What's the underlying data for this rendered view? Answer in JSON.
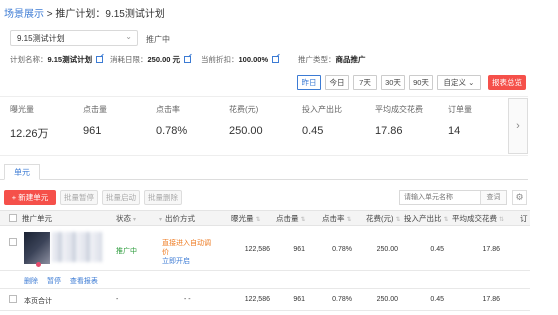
{
  "breadcrumb": {
    "root": "场景展示",
    "separator": ">",
    "current": "推广计划：9.15测试计划"
  },
  "plan_select": {
    "value": "9.15测试计划",
    "status": "推广中"
  },
  "plan_info": {
    "name_label": "计划名称：",
    "name_value": "9.15测试计划",
    "budget_label": "消耗日限：",
    "budget_value": "250.00 元",
    "discount_label": "当前折扣：",
    "discount_value": "100.00%",
    "type_label": "推广类型：",
    "type_value": "商品推广"
  },
  "date_filters": [
    "昨日",
    "今日",
    "7天",
    "30天",
    "90天",
    "自定义"
  ],
  "date_active": "昨日",
  "report_button": "报表总览",
  "metrics": [
    {
      "label": "曝光量",
      "value": "12.26万"
    },
    {
      "label": "点击量",
      "value": "961"
    },
    {
      "label": "点击率",
      "value": "0.78%"
    },
    {
      "label": "花费(元)",
      "value": "250.00"
    },
    {
      "label": "投入产出比",
      "value": "0.45"
    },
    {
      "label": "平均成交花费",
      "value": "17.86"
    },
    {
      "label": "订单量",
      "value": "14"
    }
  ],
  "tab": "单元",
  "toolbar": {
    "new_unit": "+ 新建单元",
    "bulk_pause": "批量暂停",
    "bulk_start": "批量启动",
    "bulk_delete": "批量删除",
    "search_placeholder": "请输入单元名称",
    "search_button": "查词"
  },
  "table": {
    "columns": [
      "推广单元",
      "状态",
      "出价方式",
      "曝光量",
      "点击量",
      "点击率",
      "花费(元)",
      "投入产出比",
      "平均成交花费",
      "订"
    ],
    "row": {
      "status": "推广中",
      "bid_line1": "直接进入自动调",
      "bid_line2": "价",
      "bid_line3": "立即开启",
      "impressions": "122,586",
      "clicks": "961",
      "ctr": "0.78%",
      "cost": "250.00",
      "roi": "0.45",
      "avg_cost": "17.86",
      "actions": [
        "删除",
        "暂停",
        "查看报表"
      ]
    },
    "summary": {
      "label": "本页合计",
      "status": "-",
      "bid": "- -",
      "impressions": "122,586",
      "clicks": "961",
      "ctr": "0.78%",
      "cost": "250.00",
      "roi": "0.45",
      "avg_cost": "17.86"
    }
  },
  "colors": {
    "accent": "#3c7bd4",
    "danger": "#f5504a",
    "success": "#2a9b3a",
    "warning": "#ee7a20"
  }
}
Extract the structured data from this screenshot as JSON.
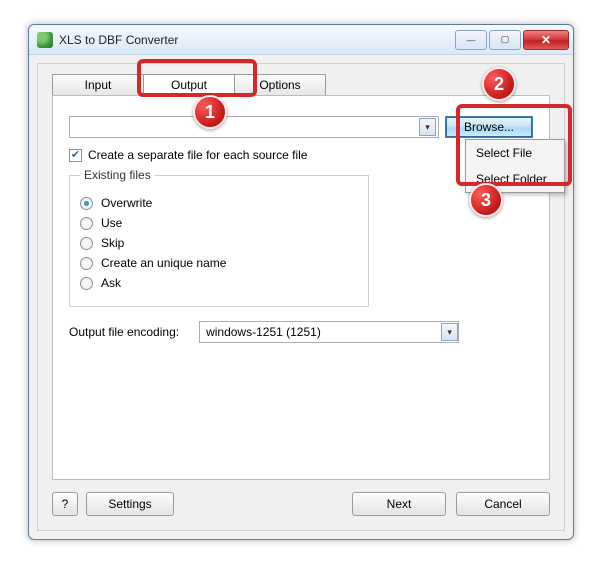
{
  "titlebar": {
    "title": "XLS to DBF Converter"
  },
  "tabs": {
    "input": "Input",
    "output": "Output",
    "options": "Options"
  },
  "output": {
    "browse": "Browse...",
    "separate_file_label": "Create a separate file for each source file",
    "existing_legend": "Existing files",
    "radios": {
      "overwrite": "Overwrite",
      "use": "Use",
      "skip": "Skip",
      "unique": "Create an unique name",
      "ask": "Ask"
    },
    "encoding_label": "Output file encoding:",
    "encoding_value": "windows-1251 (1251)"
  },
  "menu": {
    "select_file": "Select File",
    "select_folder": "Select Folder"
  },
  "buttons": {
    "help": "?",
    "settings": "Settings",
    "next": "Next",
    "cancel": "Cancel"
  },
  "annotations": {
    "b1": "1",
    "b2": "2",
    "b3": "3"
  }
}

■ ■ ■ ■

Your copy should match the entries exactly, minus the pictures.

**Task output**
What's the underlying data for this rendered view? Answer in JSON.
{
  "breadcrumb": {
    "root": "场景展示",
    "separator": ">",
    "current": "推广计划：9.15测试计划"
  },
  "plan_select": {
    "value": "9.15测试计划",
    "status": "推广中"
  },
  "plan_info": {
    "name_label": "计划名称：",
    "name_value": "9.15测试计划",
    "budget_label": "消耗日限：",
    "budget_value": "250.00 元",
    "discount_label": "当前折扣：",
    "discount_value": "100.00%",
    "type_label": "推广类型：",
    "type_value": "商品推广"
  },
  "date_filters": [
    "昨日",
    "今日",
    "7天",
    "30天",
    "90天",
    "自定义"
  ],
  "date_active": "昨日",
  "report_button": "报表总览",
  "metrics": [
    {
      "label": "曝光量",
      "value": "12.26万"
    },
    {
      "label": "点击量",
      "value": "961"
    },
    {
      "label": "点击率",
      "value": "0.78%"
    },
    {
      "label": "花费(元)",
      "value": "250.00"
    },
    {
      "label": "投入产出比",
      "value": "0.45"
    },
    {
      "label": "平均成交花费",
      "value": "17.86"
    },
    {
      "label": "订单量",
      "value": "14"
    }
  ],
  "tab": "单元",
  "toolbar": {
    "new_unit": "+ 新建单元",
    "bulk_pause": "批量暂停",
    "bulk_start": "批量启动",
    "bulk_delete": "批量删除",
    "search_placeholder": "请输入单元名称",
    "search_button": "查词"
  },
  "table": {
    "columns": [
      "推广单元",
      "状态",
      "出价方式",
      "曝光量",
      "点击量",
      "点击率",
      "花费(元)",
      "投入产出比",
      "平均成交花费",
      "订"
    ],
    "row": {
      "status": "推广中",
      "bid_line1": "直接进入自动调",
      "bid_line2": "价",
      "bid_line3": "立即开启",
      "impressions": "122,586",
      "clicks": "961",
      "ctr": "0.78%",
      "cost": "250.00",
      "roi": "0.45",
      "avg_cost": "17.86",
      "actions": [
        "删除",
        "暂停",
        "查看报表"
      ]
    },
    "summary": {
      "label": "本页合计",
      "status": "-",
      "bid": "- -",
      "impressions": "122,586",
      "clicks": "961",
      "ctr": "0.78%",
      "cost": "250.00",
      "roi": "0.45",
      "avg_cost": "17.86"
    }
  },
  "colors": {
    "accent": "#3c7bd4",
    "danger": "#f5504a",
    "success": "#2a9b3a",
    "warning": "#ee7a20"
  }
}
Extract the structured data from this screenshot as JSON.
{
  "titlebar": {
    "title": "XLS to DBF Converter"
  },
  "tabs": {
    "input": "Input",
    "output": "Output",
    "options": "Options"
  },
  "output": {
    "browse": "Browse...",
    "separate_file_label": "Create a separate file for each source file",
    "existing_legend": "Existing files",
    "radios": {
      "overwrite": "Overwrite",
      "use": "Use",
      "skip": "Skip",
      "unique": "Create an unique name",
      "ask": "Ask"
    },
    "encoding_label": "Output file encoding:",
    "encoding_value": "windows-1251 (1251)"
  },
  "menu": {
    "select_file": "Select File",
    "select_folder": "Select Folder"
  },
  "buttons": {
    "help": "?",
    "settings": "Settings",
    "next": "Next",
    "cancel": "Cancel"
  },
  "annotations": {
    "b1": "1",
    "b2": "2",
    "b3": "3"
  }
}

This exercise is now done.